=== GIVEN INSTRUCTION ===
Check each line of the records below for the string "screenshot", then state how many lines contain it, with no other output.

=== DATA FOR PROCESSING ===
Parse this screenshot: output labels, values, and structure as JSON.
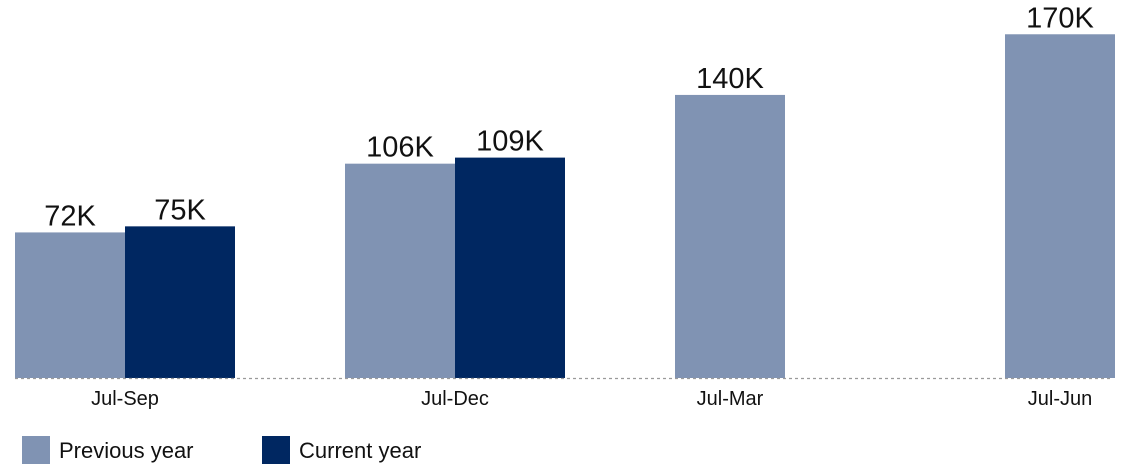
{
  "chart_data": {
    "type": "bar",
    "categories": [
      "Jul-Sep",
      "Jul-Dec",
      "Jul-Mar",
      "Jul-Jun"
    ],
    "series": [
      {
        "name": "Previous year",
        "values": [
          72,
          106,
          140,
          170
        ],
        "labels": [
          "72K",
          "106K",
          "140K",
          "170K"
        ],
        "color": "#8093b3"
      },
      {
        "name": "Current year",
        "values": [
          75,
          109,
          null,
          null
        ],
        "labels": [
          "75K",
          "109K",
          "",
          ""
        ],
        "color": "#002761"
      }
    ],
    "title": "",
    "xlabel": "",
    "ylabel": "",
    "unit": "K",
    "ylim": [
      0,
      182
    ],
    "grid": false,
    "baseline_style": "dashed",
    "legend": {
      "position": "bottom-left",
      "entries": [
        "Previous year",
        "Current year"
      ]
    }
  }
}
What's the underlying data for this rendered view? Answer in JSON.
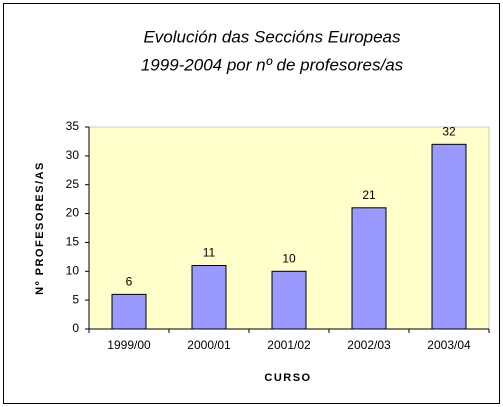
{
  "chart_data": {
    "type": "bar",
    "title": [
      "Evolución das Seccións Europeas",
      "1999-2004 por nº de profesores/as"
    ],
    "xlabel": "CURSO",
    "ylabel": "Nº PROFESORES/AS",
    "categories": [
      "1999/00",
      "2000/01",
      "2001/02",
      "2002/03",
      "2003/04"
    ],
    "values": [
      6,
      11,
      10,
      21,
      32
    ],
    "color": "#9999ff",
    "plot_background": "#ffffcc",
    "ylim": [
      0,
      35
    ],
    "yticks": [
      0,
      5,
      10,
      15,
      20,
      25,
      30,
      35
    ],
    "grid": false
  }
}
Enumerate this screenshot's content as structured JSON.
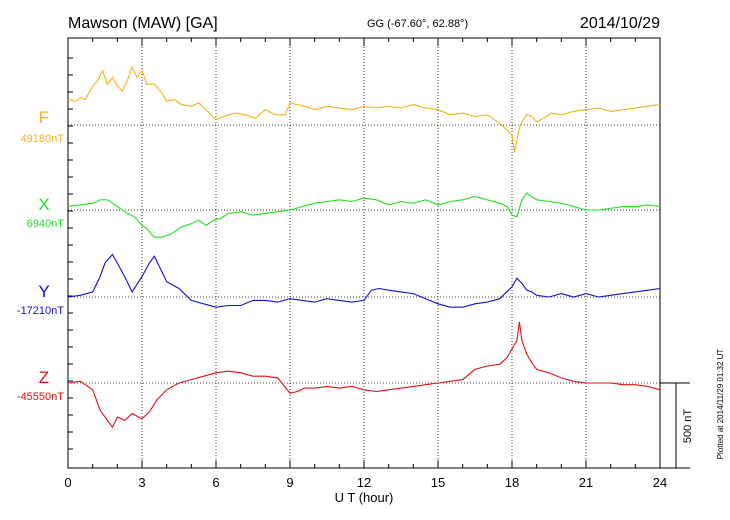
{
  "header": {
    "station": "Mawson (MAW)  [GA]",
    "coords": "GG (-67.60°,  62.88°)",
    "date": "2014/10/29"
  },
  "footer": {
    "plotted_note": "Plotted at 2014/11/29 01:32 UT"
  },
  "colors": {
    "F": "#f2b21b",
    "X": "#22e022",
    "Y": "#1010d0",
    "Z": "#e01010"
  },
  "chart_data": {
    "type": "line",
    "title": "Mawson (MAW)  [GA]",
    "xlabel": "U T (hour)",
    "ylabel": "",
    "xlim": [
      0,
      24
    ],
    "xticks": [
      0,
      3,
      6,
      9,
      12,
      15,
      18,
      21,
      24
    ],
    "xtick_labels": [
      "0",
      "3",
      "6",
      "9",
      "12",
      "15",
      "18",
      "21",
      "24"
    ],
    "scale_bar_label": "500 nT",
    "scale_bar_nT": 500,
    "grid": true,
    "series": [
      {
        "name": "F",
        "baseline_label": "49180nT",
        "baseline_nT": 49180,
        "x": [
          0,
          0.3,
          0.5,
          0.7,
          1,
          1.2,
          1.4,
          1.6,
          1.8,
          2,
          2.2,
          2.4,
          2.6,
          2.8,
          3,
          3.2,
          3.5,
          3.8,
          4,
          4.3,
          4.6,
          5,
          5.3,
          5.6,
          5.8,
          6,
          6.3,
          6.8,
          7.2,
          7.6,
          8,
          8.4,
          8.8,
          9,
          9.3,
          9.6,
          10,
          10.5,
          11,
          11.5,
          12,
          12.5,
          13,
          13.5,
          14,
          14.5,
          15,
          15.5,
          16,
          16.5,
          17,
          17.5,
          17.8,
          18,
          18.1,
          18.2,
          18.3,
          18.4,
          18.6,
          18.8,
          19,
          19.3,
          19.6,
          20,
          20.5,
          21,
          21.5,
          22,
          22.5,
          23,
          23.5,
          24
        ],
        "values": [
          150,
          140,
          160,
          150,
          230,
          260,
          320,
          240,
          280,
          230,
          200,
          260,
          340,
          280,
          320,
          240,
          240,
          190,
          140,
          150,
          120,
          110,
          130,
          90,
          60,
          30,
          50,
          70,
          60,
          40,
          90,
          60,
          60,
          130,
          120,
          110,
          90,
          110,
          100,
          90,
          110,
          100,
          110,
          100,
          120,
          100,
          90,
          60,
          70,
          50,
          60,
          10,
          -30,
          -60,
          -160,
          -90,
          -20,
          20,
          60,
          50,
          20,
          40,
          70,
          60,
          80,
          90,
          100,
          80,
          90,
          100,
          110,
          120
        ]
      },
      {
        "name": "X",
        "baseline_label": "6940nT",
        "baseline_nT": 6940,
        "x": [
          0,
          0.5,
          1,
          1.3,
          1.6,
          2,
          2.4,
          2.7,
          3,
          3.2,
          3.5,
          3.8,
          4.2,
          4.6,
          5,
          5.3,
          5.6,
          5.9,
          6.2,
          6.5,
          7,
          7.5,
          8,
          8.5,
          9,
          9.5,
          10,
          10.5,
          11,
          11.5,
          12,
          12.5,
          13,
          13.5,
          14,
          14.5,
          15,
          15.5,
          16,
          16.5,
          17,
          17.5,
          17.8,
          18,
          18.2,
          18.4,
          18.6,
          18.8,
          19,
          19.5,
          20,
          20.5,
          21,
          21.5,
          22,
          22.5,
          23,
          23.5,
          24
        ],
        "values": [
          20,
          30,
          40,
          60,
          60,
          20,
          -20,
          -40,
          -90,
          -110,
          -160,
          -160,
          -140,
          -100,
          -80,
          -60,
          -90,
          -60,
          -50,
          -20,
          -10,
          -30,
          -20,
          -10,
          0,
          20,
          40,
          50,
          60,
          50,
          70,
          60,
          30,
          50,
          40,
          60,
          30,
          50,
          60,
          80,
          60,
          40,
          20,
          -30,
          -40,
          60,
          100,
          80,
          60,
          50,
          40,
          20,
          0,
          0,
          10,
          20,
          20,
          30,
          20
        ]
      },
      {
        "name": "Y",
        "baseline_label": "-17210nT",
        "baseline_nT": -17210,
        "x": [
          0,
          0.5,
          1,
          1.3,
          1.5,
          1.8,
          2,
          2.3,
          2.6,
          3,
          3.3,
          3.5,
          3.7,
          4,
          4.5,
          5,
          5.5,
          6,
          6.5,
          7,
          7.5,
          8,
          8.5,
          9,
          9.5,
          10,
          10.5,
          11,
          11.5,
          12,
          12.3,
          12.6,
          13,
          13.5,
          14,
          14.5,
          15,
          15.5,
          16,
          16.5,
          17,
          17.5,
          18,
          18.2,
          18.4,
          18.6,
          18.8,
          19,
          19.5,
          20,
          20.5,
          21,
          21.5,
          22,
          22.5,
          23,
          23.5,
          24
        ],
        "values": [
          0,
          10,
          30,
          120,
          200,
          250,
          200,
          120,
          30,
          120,
          200,
          240,
          180,
          90,
          50,
          -20,
          -40,
          -60,
          -50,
          -50,
          -20,
          -20,
          -30,
          -10,
          -20,
          -30,
          -10,
          -20,
          -30,
          -20,
          40,
          50,
          40,
          30,
          20,
          -10,
          -40,
          -60,
          -60,
          -40,
          -30,
          -10,
          60,
          110,
          80,
          40,
          30,
          10,
          0,
          20,
          0,
          20,
          0,
          10,
          20,
          30,
          40,
          50
        ]
      },
      {
        "name": "Z",
        "baseline_label": "-45550nT",
        "baseline_nT": -45550,
        "x": [
          0,
          0.5,
          1,
          1.3,
          1.6,
          1.8,
          2,
          2.3,
          2.6,
          3,
          3.3,
          3.6,
          4,
          4.5,
          5,
          5.5,
          6,
          6.5,
          7,
          7.5,
          8,
          8.5,
          9,
          9.3,
          9.6,
          10,
          10.5,
          11,
          11.5,
          12,
          12.5,
          13,
          13.5,
          14,
          14.5,
          15,
          15.5,
          16,
          16.5,
          17,
          17.5,
          17.8,
          18,
          18.2,
          18.3,
          18.4,
          18.6,
          18.8,
          19,
          19.5,
          20,
          20.5,
          21,
          21.5,
          22,
          22.5,
          23,
          23.5,
          24
        ],
        "values": [
          0,
          10,
          -40,
          -160,
          -220,
          -260,
          -200,
          -220,
          -180,
          -210,
          -170,
          -100,
          -40,
          0,
          20,
          40,
          60,
          70,
          60,
          40,
          40,
          30,
          -60,
          -50,
          -30,
          -30,
          -20,
          -30,
          -20,
          -40,
          -50,
          -40,
          -30,
          -20,
          -10,
          0,
          10,
          20,
          80,
          100,
          110,
          150,
          200,
          250,
          360,
          250,
          170,
          120,
          80,
          60,
          30,
          10,
          0,
          0,
          0,
          -10,
          -10,
          -20,
          -40
        ]
      }
    ]
  }
}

=== WRITTEN RESPONSE ===
2